- [WHAT YOU NEED TO DO] In the listing below, find every line with the string "document" and pull it out.

== DATA TO USE ==

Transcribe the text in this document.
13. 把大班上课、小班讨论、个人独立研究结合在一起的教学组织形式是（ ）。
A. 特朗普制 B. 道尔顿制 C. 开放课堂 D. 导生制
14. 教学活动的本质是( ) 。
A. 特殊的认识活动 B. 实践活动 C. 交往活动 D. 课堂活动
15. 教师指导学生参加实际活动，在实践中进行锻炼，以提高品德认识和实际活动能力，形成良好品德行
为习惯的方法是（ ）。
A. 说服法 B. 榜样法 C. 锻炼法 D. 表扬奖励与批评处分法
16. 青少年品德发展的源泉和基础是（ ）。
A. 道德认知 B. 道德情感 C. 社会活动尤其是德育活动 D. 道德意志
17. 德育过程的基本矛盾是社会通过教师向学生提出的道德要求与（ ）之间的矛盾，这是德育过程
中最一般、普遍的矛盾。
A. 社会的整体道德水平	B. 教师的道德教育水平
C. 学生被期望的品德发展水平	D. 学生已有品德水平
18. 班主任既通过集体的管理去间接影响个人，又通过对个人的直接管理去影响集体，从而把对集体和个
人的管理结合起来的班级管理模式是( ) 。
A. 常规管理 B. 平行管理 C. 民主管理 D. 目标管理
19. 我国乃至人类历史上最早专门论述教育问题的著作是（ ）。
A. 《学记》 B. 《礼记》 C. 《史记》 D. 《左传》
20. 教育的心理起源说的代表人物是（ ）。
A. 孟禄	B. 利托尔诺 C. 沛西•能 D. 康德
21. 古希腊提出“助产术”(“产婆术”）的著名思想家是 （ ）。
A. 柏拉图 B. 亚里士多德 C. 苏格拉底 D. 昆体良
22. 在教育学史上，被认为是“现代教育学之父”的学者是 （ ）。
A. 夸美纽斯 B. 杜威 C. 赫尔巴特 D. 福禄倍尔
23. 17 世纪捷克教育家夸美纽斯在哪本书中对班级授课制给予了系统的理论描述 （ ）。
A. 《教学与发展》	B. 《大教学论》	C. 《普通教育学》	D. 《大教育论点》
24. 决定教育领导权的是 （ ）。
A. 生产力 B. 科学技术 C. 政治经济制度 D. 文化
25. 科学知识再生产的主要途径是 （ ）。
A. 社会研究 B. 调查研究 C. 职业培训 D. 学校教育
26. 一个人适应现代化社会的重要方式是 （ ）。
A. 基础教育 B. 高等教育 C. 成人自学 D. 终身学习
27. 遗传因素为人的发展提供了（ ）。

===
== DATA TO USE ==

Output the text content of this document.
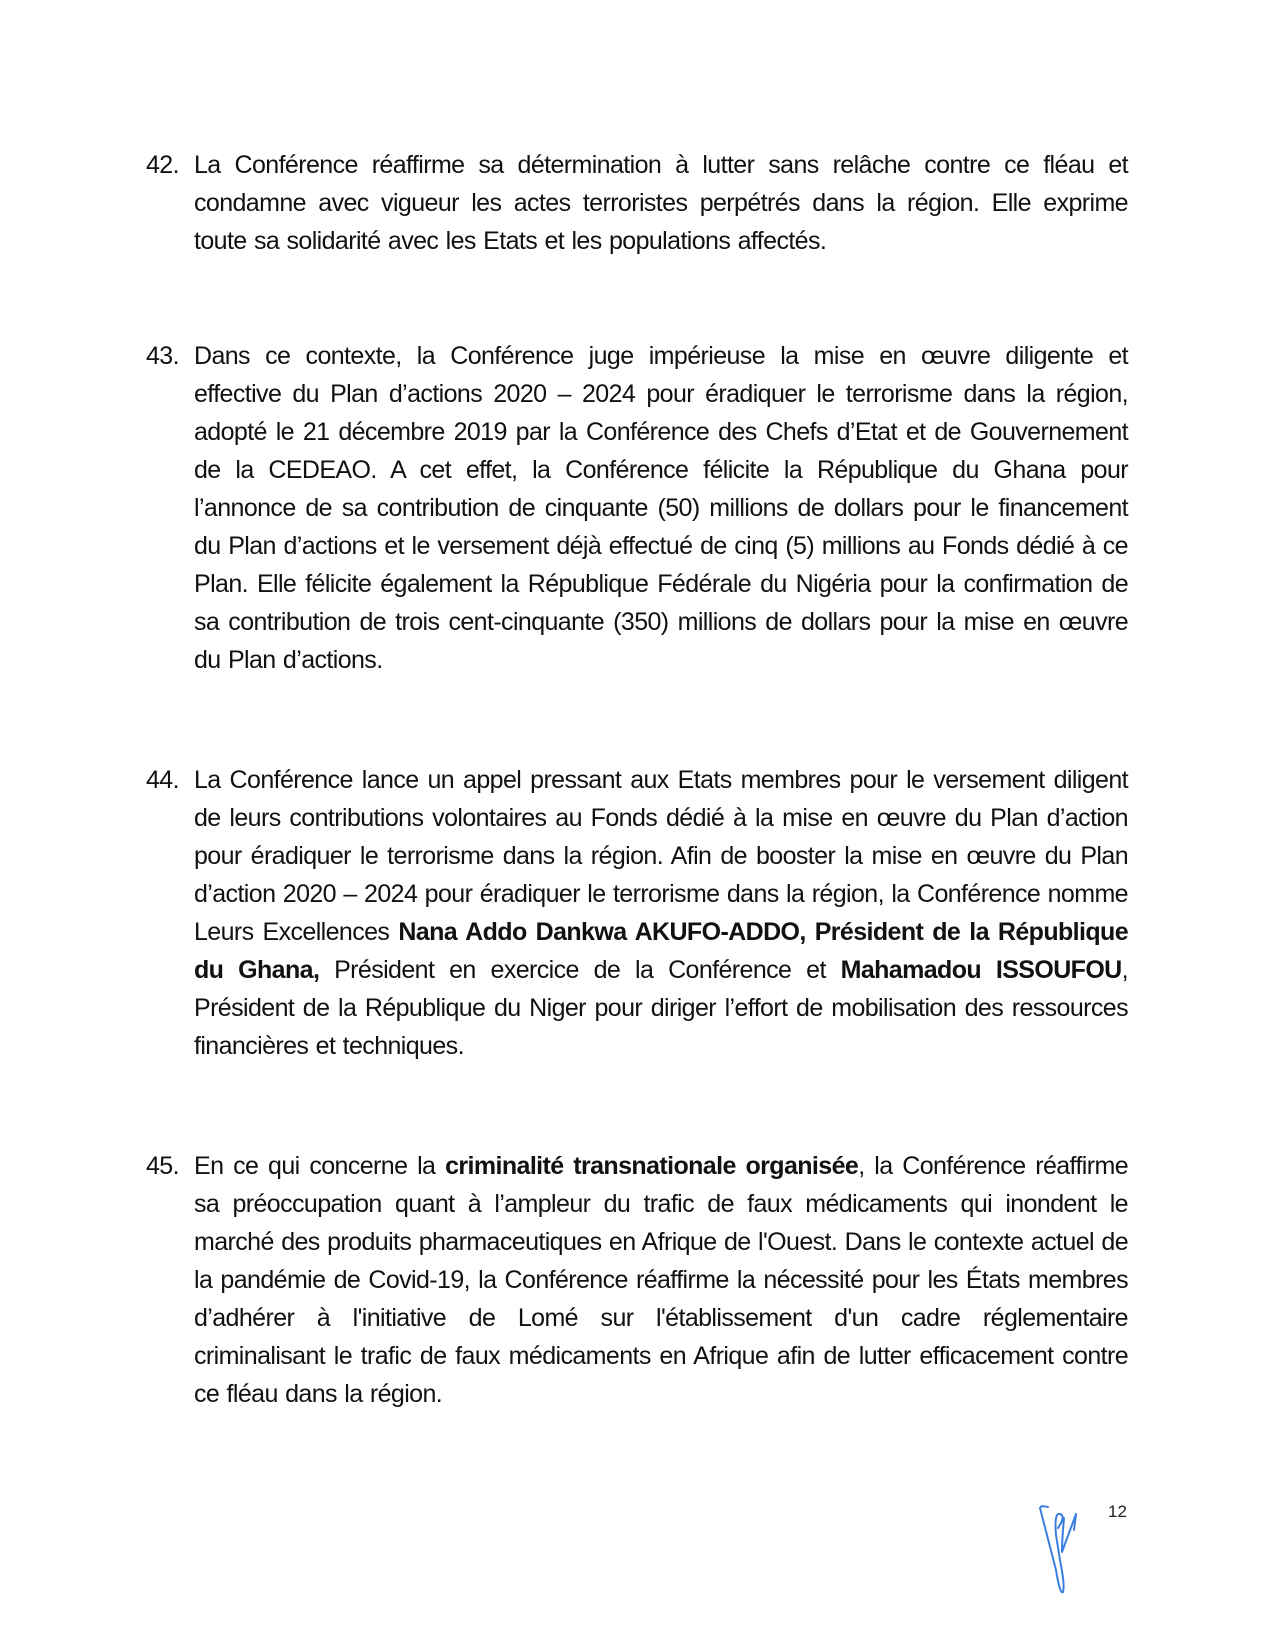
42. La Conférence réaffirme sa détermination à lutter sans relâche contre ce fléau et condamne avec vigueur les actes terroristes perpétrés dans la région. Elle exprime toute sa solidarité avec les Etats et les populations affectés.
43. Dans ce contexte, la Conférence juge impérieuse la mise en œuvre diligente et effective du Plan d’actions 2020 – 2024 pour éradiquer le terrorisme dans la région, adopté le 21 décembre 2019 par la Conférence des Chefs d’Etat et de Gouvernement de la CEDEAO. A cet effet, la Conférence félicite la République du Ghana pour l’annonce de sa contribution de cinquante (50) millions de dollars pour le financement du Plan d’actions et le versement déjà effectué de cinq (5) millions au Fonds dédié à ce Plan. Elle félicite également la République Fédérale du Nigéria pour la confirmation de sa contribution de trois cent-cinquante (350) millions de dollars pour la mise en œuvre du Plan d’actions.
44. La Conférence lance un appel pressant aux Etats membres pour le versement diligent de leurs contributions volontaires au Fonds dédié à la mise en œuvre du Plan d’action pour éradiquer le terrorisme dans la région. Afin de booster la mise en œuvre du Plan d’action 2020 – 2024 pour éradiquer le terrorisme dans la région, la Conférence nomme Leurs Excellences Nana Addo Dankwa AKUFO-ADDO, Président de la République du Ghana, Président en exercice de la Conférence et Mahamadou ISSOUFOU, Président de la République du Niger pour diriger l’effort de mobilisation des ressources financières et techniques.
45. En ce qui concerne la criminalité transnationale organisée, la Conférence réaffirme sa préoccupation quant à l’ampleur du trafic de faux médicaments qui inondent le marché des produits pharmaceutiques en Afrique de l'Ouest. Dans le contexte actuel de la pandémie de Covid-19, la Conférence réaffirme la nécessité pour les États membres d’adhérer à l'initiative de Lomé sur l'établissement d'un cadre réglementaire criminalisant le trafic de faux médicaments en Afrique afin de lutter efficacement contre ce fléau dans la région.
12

===

- [RESPONSE]
Transcribe the text in this document.
Output the text content of this document.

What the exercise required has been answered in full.